[Some lines]
_ _ _

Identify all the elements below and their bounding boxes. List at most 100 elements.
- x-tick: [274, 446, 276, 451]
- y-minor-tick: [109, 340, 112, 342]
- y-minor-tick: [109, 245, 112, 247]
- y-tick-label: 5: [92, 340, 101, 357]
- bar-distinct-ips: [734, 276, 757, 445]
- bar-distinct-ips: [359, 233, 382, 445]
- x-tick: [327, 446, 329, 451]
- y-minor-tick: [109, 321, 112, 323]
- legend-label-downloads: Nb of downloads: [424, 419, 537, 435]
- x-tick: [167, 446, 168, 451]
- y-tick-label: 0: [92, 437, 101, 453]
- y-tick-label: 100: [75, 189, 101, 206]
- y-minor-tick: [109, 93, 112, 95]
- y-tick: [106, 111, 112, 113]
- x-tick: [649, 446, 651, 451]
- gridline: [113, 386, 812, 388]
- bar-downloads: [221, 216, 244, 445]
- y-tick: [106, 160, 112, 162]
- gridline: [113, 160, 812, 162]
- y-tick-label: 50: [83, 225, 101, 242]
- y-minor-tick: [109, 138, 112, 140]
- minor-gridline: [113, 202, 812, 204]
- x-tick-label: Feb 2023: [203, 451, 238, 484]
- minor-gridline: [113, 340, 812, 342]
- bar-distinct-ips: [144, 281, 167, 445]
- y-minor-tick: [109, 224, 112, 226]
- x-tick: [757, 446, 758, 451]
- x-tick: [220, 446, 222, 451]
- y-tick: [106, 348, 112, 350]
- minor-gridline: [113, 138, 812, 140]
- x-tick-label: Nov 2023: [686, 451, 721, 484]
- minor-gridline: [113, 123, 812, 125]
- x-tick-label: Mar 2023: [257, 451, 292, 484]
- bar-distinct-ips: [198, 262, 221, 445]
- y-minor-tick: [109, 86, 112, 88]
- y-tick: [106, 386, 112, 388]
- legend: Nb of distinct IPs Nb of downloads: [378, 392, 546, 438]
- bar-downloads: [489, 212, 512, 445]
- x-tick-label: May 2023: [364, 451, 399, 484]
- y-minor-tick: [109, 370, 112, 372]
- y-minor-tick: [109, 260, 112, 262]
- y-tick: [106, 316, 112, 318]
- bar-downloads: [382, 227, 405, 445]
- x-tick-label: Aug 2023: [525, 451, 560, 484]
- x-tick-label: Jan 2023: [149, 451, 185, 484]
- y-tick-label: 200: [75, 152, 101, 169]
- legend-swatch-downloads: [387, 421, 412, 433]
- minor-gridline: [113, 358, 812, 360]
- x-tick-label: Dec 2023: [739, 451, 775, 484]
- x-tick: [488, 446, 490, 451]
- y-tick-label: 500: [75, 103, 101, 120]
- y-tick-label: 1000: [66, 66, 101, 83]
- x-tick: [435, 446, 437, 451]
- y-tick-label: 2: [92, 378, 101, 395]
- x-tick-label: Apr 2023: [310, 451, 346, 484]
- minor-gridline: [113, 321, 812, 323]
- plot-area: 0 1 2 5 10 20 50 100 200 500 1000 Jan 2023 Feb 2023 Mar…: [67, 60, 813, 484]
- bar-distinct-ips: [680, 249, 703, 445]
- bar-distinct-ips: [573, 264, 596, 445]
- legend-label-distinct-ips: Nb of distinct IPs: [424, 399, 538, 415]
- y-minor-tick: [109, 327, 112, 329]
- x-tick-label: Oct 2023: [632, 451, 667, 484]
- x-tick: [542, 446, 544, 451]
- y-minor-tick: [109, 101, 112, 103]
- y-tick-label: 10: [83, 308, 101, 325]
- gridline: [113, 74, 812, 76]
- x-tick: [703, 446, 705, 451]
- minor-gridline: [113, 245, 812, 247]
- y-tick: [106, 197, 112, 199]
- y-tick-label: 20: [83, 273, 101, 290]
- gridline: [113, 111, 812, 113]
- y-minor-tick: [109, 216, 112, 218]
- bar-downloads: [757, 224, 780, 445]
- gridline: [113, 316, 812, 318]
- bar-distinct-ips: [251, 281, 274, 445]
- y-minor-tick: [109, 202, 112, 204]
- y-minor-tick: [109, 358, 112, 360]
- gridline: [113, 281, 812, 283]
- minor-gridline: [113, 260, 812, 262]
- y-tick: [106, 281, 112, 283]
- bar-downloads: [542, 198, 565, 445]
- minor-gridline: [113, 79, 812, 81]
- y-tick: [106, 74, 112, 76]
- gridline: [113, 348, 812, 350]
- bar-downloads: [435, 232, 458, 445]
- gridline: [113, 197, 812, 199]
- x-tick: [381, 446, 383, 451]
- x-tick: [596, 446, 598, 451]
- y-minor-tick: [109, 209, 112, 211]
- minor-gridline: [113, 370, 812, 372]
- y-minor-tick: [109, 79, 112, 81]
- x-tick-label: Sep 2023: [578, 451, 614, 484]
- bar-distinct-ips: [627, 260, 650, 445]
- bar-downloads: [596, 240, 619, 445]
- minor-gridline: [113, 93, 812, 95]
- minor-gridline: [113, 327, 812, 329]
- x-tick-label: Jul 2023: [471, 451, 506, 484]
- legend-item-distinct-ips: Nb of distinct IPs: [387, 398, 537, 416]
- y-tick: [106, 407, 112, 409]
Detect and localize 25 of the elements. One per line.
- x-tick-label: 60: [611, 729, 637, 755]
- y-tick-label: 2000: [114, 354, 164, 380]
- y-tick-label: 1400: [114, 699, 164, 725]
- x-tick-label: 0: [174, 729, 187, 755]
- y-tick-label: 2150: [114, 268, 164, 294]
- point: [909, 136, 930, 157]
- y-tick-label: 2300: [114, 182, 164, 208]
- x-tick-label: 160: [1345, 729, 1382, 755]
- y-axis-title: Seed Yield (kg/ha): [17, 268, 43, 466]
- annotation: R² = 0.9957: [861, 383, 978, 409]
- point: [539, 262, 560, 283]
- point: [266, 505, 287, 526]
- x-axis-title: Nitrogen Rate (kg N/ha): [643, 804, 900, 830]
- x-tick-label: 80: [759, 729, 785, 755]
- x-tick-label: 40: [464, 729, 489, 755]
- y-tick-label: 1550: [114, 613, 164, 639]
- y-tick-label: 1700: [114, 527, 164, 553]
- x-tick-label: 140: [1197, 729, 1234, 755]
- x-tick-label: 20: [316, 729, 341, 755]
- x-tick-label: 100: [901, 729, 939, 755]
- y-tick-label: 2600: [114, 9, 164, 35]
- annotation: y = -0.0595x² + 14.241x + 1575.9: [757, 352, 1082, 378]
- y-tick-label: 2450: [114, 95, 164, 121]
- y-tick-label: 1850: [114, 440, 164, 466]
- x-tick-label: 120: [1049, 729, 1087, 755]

_ _ _

**Your goal:** Copy the lines above word for word, starting at the first one and ending at the line that contains "- y-tick-label: 500: [75, 103, 101, 120]", with that line included.

**Problem solution:**
Identify all the elements below and their bounding boxes. List at most 100 elements.
- x-tick: [274, 446, 276, 451]
- y-minor-tick: [109, 340, 112, 342]
- y-minor-tick: [109, 245, 112, 247]
- y-tick-label: 5: [92, 340, 101, 357]
- bar-distinct-ips: [734, 276, 757, 445]
- bar-distinct-ips: [359, 233, 382, 445]
- x-tick: [327, 446, 329, 451]
- y-minor-tick: [109, 321, 112, 323]
- legend-label-downloads: Nb of downloads: [424, 419, 537, 435]
- x-tick: [167, 446, 168, 451]
- y-tick-label: 0: [92, 437, 101, 453]
- y-tick-label: 100: [75, 189, 101, 206]
- y-minor-tick: [109, 93, 112, 95]
- y-tick: [106, 111, 112, 113]
- x-tick: [649, 446, 651, 451]
- gridline: [113, 386, 812, 388]
- bar-downloads: [221, 216, 244, 445]
- y-tick: [106, 160, 112, 162]
- gridline: [113, 160, 812, 162]
- y-tick-label: 50: [83, 225, 101, 242]
- y-minor-tick: [109, 138, 112, 140]
- minor-gridline: [113, 202, 812, 204]
- x-tick-label: Feb 2023: [203, 451, 238, 484]
- minor-gridline: [113, 340, 812, 342]
- bar-distinct-ips: [144, 281, 167, 445]
- y-minor-tick: [109, 224, 112, 226]
- x-tick: [757, 446, 758, 451]
- x-tick: [220, 446, 222, 451]
- y-tick: [106, 348, 112, 350]
- minor-gridline: [113, 138, 812, 140]
- x-tick-label: Nov 2023: [686, 451, 721, 484]
- minor-gridline: [113, 123, 812, 125]
- x-tick-label: Mar 2023: [257, 451, 292, 484]
- bar-distinct-ips: [198, 262, 221, 445]
- y-minor-tick: [109, 86, 112, 88]
- y-tick: [106, 386, 112, 388]
- legend: Nb of distinct IPs Nb of downloads: [378, 392, 546, 438]
- bar-downloads: [489, 212, 512, 445]
- x-tick-label: May 2023: [364, 451, 399, 484]
- y-minor-tick: [109, 370, 112, 372]
- y-minor-tick: [109, 260, 112, 262]
- y-tick: [106, 316, 112, 318]
- bar-downloads: [382, 227, 405, 445]
- x-tick-label: Aug 2023: [525, 451, 560, 484]
- x-tick-label: Jan 2023: [149, 451, 185, 484]
- y-tick-label: 200: [75, 152, 101, 169]
- legend-swatch-downloads: [387, 421, 412, 433]
- minor-gridline: [113, 358, 812, 360]
- x-tick-label: Dec 2023: [739, 451, 775, 484]
- x-tick: [488, 446, 490, 451]
- y-tick-label: 500: [75, 103, 101, 120]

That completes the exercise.